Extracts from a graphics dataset

□ □ □ □

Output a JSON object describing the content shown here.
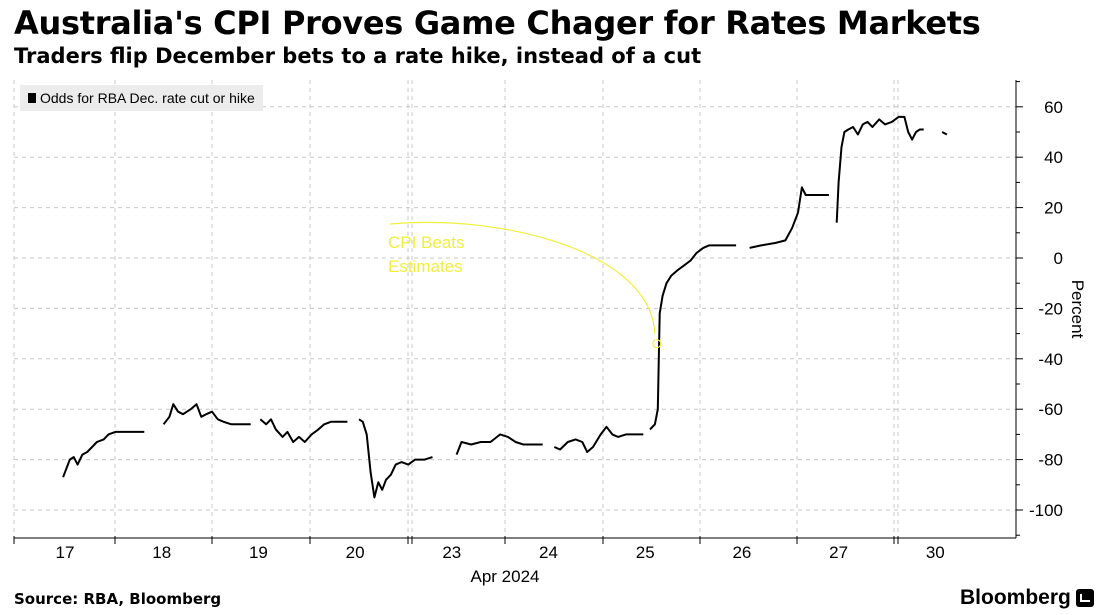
{
  "header": {
    "title": "Australia's CPI Proves Game Chager for Rates Markets",
    "subtitle": "Traders flip December bets to a rate hike, instead of a cut"
  },
  "footer": {
    "source": "Source: RBA, Bloomberg",
    "brand": "Bloomberg",
    "brand_icon": "bloomberg-terminal-icon"
  },
  "colors": {
    "line": "#000000",
    "annotation": "#f2ee3c",
    "grid": "#c8c8c8"
  },
  "chart_data": {
    "type": "line",
    "title": "Australia's CPI Proves Game Chager for Rates Markets",
    "xlabel": "Apr 2024",
    "ylabel": "Percent",
    "ylim": [
      -110,
      70
    ],
    "y_ticks": [
      60,
      40,
      20,
      0,
      -20,
      -40,
      -60,
      -80,
      -100
    ],
    "grid": "horizontal and vertical (dashed)",
    "legend": {
      "label": "Odds for RBA Dec. rate cut or hike",
      "placement": "top-left"
    },
    "categories": [
      "17",
      "18",
      "19",
      "20",
      "23",
      "24",
      "25",
      "26",
      "27",
      "30"
    ],
    "annotation": {
      "text_lines": [
        "CPI Beats",
        "Estimates"
      ],
      "at_x": 6.12,
      "at_y": -34
    },
    "series": [
      {
        "name": "Odds for RBA Dec. rate cut or hike",
        "segments": [
          [
            [
              -0.02,
              -87
            ],
            [
              0.05,
              -80
            ],
            [
              0.09,
              -79
            ],
            [
              0.13,
              -82
            ],
            [
              0.18,
              -78
            ],
            [
              0.23,
              -77
            ],
            [
              0.28,
              -75
            ],
            [
              0.33,
              -73
            ],
            [
              0.4,
              -72
            ],
            [
              0.45,
              -70
            ],
            [
              0.52,
              -69
            ],
            [
              0.6,
              -69
            ],
            [
              0.7,
              -69
            ],
            [
              0.82,
              -69
            ]
          ],
          [
            [
              1.02,
              -66
            ],
            [
              1.08,
              -63
            ],
            [
              1.12,
              -58
            ],
            [
              1.17,
              -61
            ],
            [
              1.22,
              -62
            ],
            [
              1.3,
              -60
            ],
            [
              1.36,
              -58
            ],
            [
              1.41,
              -63
            ],
            [
              1.46,
              -62
            ],
            [
              1.52,
              -61
            ],
            [
              1.58,
              -64
            ],
            [
              1.64,
              -65
            ],
            [
              1.72,
              -66
            ],
            [
              1.8,
              -66
            ],
            [
              1.92,
              -66
            ]
          ],
          [
            [
              2.02,
              -64
            ],
            [
              2.08,
              -66
            ],
            [
              2.13,
              -64
            ],
            [
              2.18,
              -68
            ],
            [
              2.25,
              -71
            ],
            [
              2.3,
              -69
            ],
            [
              2.36,
              -73
            ],
            [
              2.42,
              -71
            ],
            [
              2.48,
              -73
            ],
            [
              2.55,
              -70
            ],
            [
              2.62,
              -68
            ],
            [
              2.68,
              -66
            ],
            [
              2.75,
              -65
            ],
            [
              2.84,
              -65
            ],
            [
              2.92,
              -65
            ]
          ],
          [
            [
              3.04,
              -64
            ],
            [
              3.08,
              -65
            ],
            [
              3.12,
              -70
            ],
            [
              3.16,
              -85
            ],
            [
              3.2,
              -95
            ],
            [
              3.24,
              -89
            ],
            [
              3.28,
              -92
            ],
            [
              3.32,
              -88
            ],
            [
              3.37,
              -86
            ],
            [
              3.42,
              -82
            ],
            [
              3.48,
              -81
            ],
            [
              3.55,
              -82
            ],
            [
              3.62,
              -80
            ],
            [
              3.72,
              -80
            ],
            [
              3.8,
              -79
            ]
          ],
          [
            [
              4.05,
              -78
            ],
            [
              4.1,
              -73
            ],
            [
              4.2,
              -74
            ],
            [
              4.3,
              -73
            ],
            [
              4.4,
              -73
            ],
            [
              4.5,
              -70
            ],
            [
              4.58,
              -71
            ],
            [
              4.66,
              -73
            ],
            [
              4.74,
              -74
            ],
            [
              4.85,
              -74
            ],
            [
              4.94,
              -74
            ]
          ],
          [
            [
              5.06,
              -75
            ],
            [
              5.12,
              -76
            ],
            [
              5.2,
              -73
            ],
            [
              5.28,
              -72
            ],
            [
              5.35,
              -73
            ],
            [
              5.4,
              -77
            ],
            [
              5.46,
              -75
            ],
            [
              5.54,
              -70
            ],
            [
              5.6,
              -67
            ],
            [
              5.66,
              -70
            ],
            [
              5.72,
              -71
            ],
            [
              5.8,
              -70
            ],
            [
              5.9,
              -70
            ],
            [
              5.98,
              -70
            ]
          ],
          [
            [
              6.05,
              -68
            ],
            [
              6.1,
              -66
            ],
            [
              6.13,
              -60
            ],
            [
              6.15,
              -22
            ],
            [
              6.18,
              -15
            ],
            [
              6.22,
              -10
            ],
            [
              6.27,
              -7
            ],
            [
              6.33,
              -5
            ],
            [
              6.4,
              -3
            ],
            [
              6.47,
              -1
            ],
            [
              6.53,
              2
            ],
            [
              6.6,
              4
            ],
            [
              6.66,
              5
            ],
            [
              6.72,
              5
            ],
            [
              6.8,
              5
            ],
            [
              6.88,
              5
            ],
            [
              6.94,
              5
            ]
          ],
          [
            [
              7.08,
              4
            ],
            [
              7.2,
              5
            ],
            [
              7.35,
              6
            ],
            [
              7.45,
              7
            ],
            [
              7.52,
              12
            ],
            [
              7.58,
              18
            ],
            [
              7.62,
              28
            ],
            [
              7.66,
              25
            ],
            [
              7.7,
              25
            ],
            [
              7.8,
              25
            ],
            [
              7.9,
              25
            ]
          ],
          [
            [
              7.98,
              14
            ],
            [
              8.0,
              30
            ],
            [
              8.03,
              44
            ],
            [
              8.06,
              50
            ],
            [
              8.1,
              51
            ],
            [
              8.15,
              52
            ],
            [
              8.2,
              49
            ],
            [
              8.25,
              53
            ],
            [
              8.3,
              54
            ],
            [
              8.35,
              52
            ],
            [
              8.42,
              55
            ],
            [
              8.48,
              53
            ],
            [
              8.55,
              54
            ],
            [
              8.62,
              56
            ],
            [
              8.68,
              56
            ],
            [
              8.72,
              50
            ],
            [
              8.76,
              47
            ],
            [
              8.8,
              50
            ],
            [
              8.84,
              51
            ],
            [
              8.88,
              51
            ]
          ],
          [
            [
              9.07,
              50
            ],
            [
              9.12,
              49
            ]
          ]
        ]
      }
    ]
  }
}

□ □ □ □

Exercise details
Using the data above, write out every line exactly, leaving the images behind.

Output of the task
Output a JSON object describing the content shown here.
{
  "header": {
    "title": "Australia's CPI Proves Game Chager for Rates Markets",
    "subtitle": "Traders flip December bets to a rate hike, instead of a cut"
  },
  "footer": {
    "source": "Source: RBA, Bloomberg",
    "brand": "Bloomberg",
    "brand_icon": "bloomberg-terminal-icon"
  },
  "colors": {
    "line": "#000000",
    "annotation": "#f2ee3c",
    "grid": "#c8c8c8"
  },
  "chart_data": {
    "type": "line",
    "title": "Australia's CPI Proves Game Chager for Rates Markets",
    "xlabel": "Apr 2024",
    "ylabel": "Percent",
    "ylim": [
      -110,
      70
    ],
    "y_ticks": [
      60,
      40,
      20,
      0,
      -20,
      -40,
      -60,
      -80,
      -100
    ],
    "grid": "horizontal and vertical (dashed)",
    "legend": {
      "label": "Odds for RBA Dec. rate cut or hike",
      "placement": "top-left"
    },
    "categories": [
      "17",
      "18",
      "19",
      "20",
      "23",
      "24",
      "25",
      "26",
      "27",
      "30"
    ],
    "annotation": {
      "text_lines": [
        "CPI Beats",
        "Estimates"
      ],
      "at_x": 6.12,
      "at_y": -34
    },
    "series": [
      {
        "name": "Odds for RBA Dec. rate cut or hike",
        "segments": [
          [
            [
              -0.02,
              -87
            ],
            [
              0.05,
              -80
            ],
            [
              0.09,
              -79
            ],
            [
              0.13,
              -82
            ],
            [
              0.18,
              -78
            ],
            [
              0.23,
              -77
            ],
            [
              0.28,
              -75
            ],
            [
              0.33,
              -73
            ],
            [
              0.4,
              -72
            ],
            [
              0.45,
              -70
            ],
            [
              0.52,
              -69
            ],
            [
              0.6,
              -69
            ],
            [
              0.7,
              -69
            ],
            [
              0.82,
              -69
            ]
          ],
          [
            [
              1.02,
              -66
            ],
            [
              1.08,
              -63
            ],
            [
              1.12,
              -58
            ],
            [
              1.17,
              -61
            ],
            [
              1.22,
              -62
            ],
            [
              1.3,
              -60
            ],
            [
              1.36,
              -58
            ],
            [
              1.41,
              -63
            ],
            [
              1.46,
              -62
            ],
            [
              1.52,
              -61
            ],
            [
              1.58,
              -64
            ],
            [
              1.64,
              -65
            ],
            [
              1.72,
              -66
            ],
            [
              1.8,
              -66
            ],
            [
              1.92,
              -66
            ]
          ],
          [
            [
              2.02,
              -64
            ],
            [
              2.08,
              -66
            ],
            [
              2.13,
              -64
            ],
            [
              2.18,
              -68
            ],
            [
              2.25,
              -71
            ],
            [
              2.3,
              -69
            ],
            [
              2.36,
              -73
            ],
            [
              2.42,
              -71
            ],
            [
              2.48,
              -73
            ],
            [
              2.55,
              -70
            ],
            [
              2.62,
              -68
            ],
            [
              2.68,
              -66
            ],
            [
              2.75,
              -65
            ],
            [
              2.84,
              -65
            ],
            [
              2.92,
              -65
            ]
          ],
          [
            [
              3.04,
              -64
            ],
            [
              3.08,
              -65
            ],
            [
              3.12,
              -70
            ],
            [
              3.16,
              -85
            ],
            [
              3.2,
              -95
            ],
            [
              3.24,
              -89
            ],
            [
              3.28,
              -92
            ],
            [
              3.32,
              -88
            ],
            [
              3.37,
              -86
            ],
            [
              3.42,
              -82
            ],
            [
              3.48,
              -81
            ],
            [
              3.55,
              -82
            ],
            [
              3.62,
              -80
            ],
            [
              3.72,
              -80
            ],
            [
              3.8,
              -79
            ]
          ],
          [
            [
              4.05,
              -78
            ],
            [
              4.1,
              -73
            ],
            [
              4.2,
              -74
            ],
            [
              4.3,
              -73
            ],
            [
              4.4,
              -73
            ],
            [
              4.5,
              -70
            ],
            [
              4.58,
              -71
            ],
            [
              4.66,
              -73
            ],
            [
              4.74,
              -74
            ],
            [
              4.85,
              -74
            ],
            [
              4.94,
              -74
            ]
          ],
          [
            [
              5.06,
              -75
            ],
            [
              5.12,
              -76
            ],
            [
              5.2,
              -73
            ],
            [
              5.28,
              -72
            ],
            [
              5.35,
              -73
            ],
            [
              5.4,
              -77
            ],
            [
              5.46,
              -75
            ],
            [
              5.54,
              -70
            ],
            [
              5.6,
              -67
            ],
            [
              5.66,
              -70
            ],
            [
              5.72,
              -71
            ],
            [
              5.8,
              -70
            ],
            [
              5.9,
              -70
            ],
            [
              5.98,
              -70
            ]
          ],
          [
            [
              6.05,
              -68
            ],
            [
              6.1,
              -66
            ],
            [
              6.13,
              -60
            ],
            [
              6.15,
              -22
            ],
            [
              6.18,
              -15
            ],
            [
              6.22,
              -10
            ],
            [
              6.27,
              -7
            ],
            [
              6.33,
              -5
            ],
            [
              6.4,
              -3
            ],
            [
              6.47,
              -1
            ],
            [
              6.53,
              2
            ],
            [
              6.6,
              4
            ],
            [
              6.66,
              5
            ],
            [
              6.72,
              5
            ],
            [
              6.8,
              5
            ],
            [
              6.88,
              5
            ],
            [
              6.94,
              5
            ]
          ],
          [
            [
              7.08,
              4
            ],
            [
              7.2,
              5
            ],
            [
              7.35,
              6
            ],
            [
              7.45,
              7
            ],
            [
              7.52,
              12
            ],
            [
              7.58,
              18
            ],
            [
              7.62,
              28
            ],
            [
              7.66,
              25
            ],
            [
              7.7,
              25
            ],
            [
              7.8,
              25
            ],
            [
              7.9,
              25
            ]
          ],
          [
            [
              7.98,
              14
            ],
            [
              8.0,
              30
            ],
            [
              8.03,
              44
            ],
            [
              8.06,
              50
            ],
            [
              8.1,
              51
            ],
            [
              8.15,
              52
            ],
            [
              8.2,
              49
            ],
            [
              8.25,
              53
            ],
            [
              8.3,
              54
            ],
            [
              8.35,
              52
            ],
            [
              8.42,
              55
            ],
            [
              8.48,
              53
            ],
            [
              8.55,
              54
            ],
            [
              8.62,
              56
            ],
            [
              8.68,
              56
            ],
            [
              8.72,
              50
            ],
            [
              8.76,
              47
            ],
            [
              8.8,
              50
            ],
            [
              8.84,
              51
            ],
            [
              8.88,
              51
            ]
          ],
          [
            [
              9.07,
              50
            ],
            [
              9.12,
              49
            ]
          ]
        ]
      }
    ]
  }
}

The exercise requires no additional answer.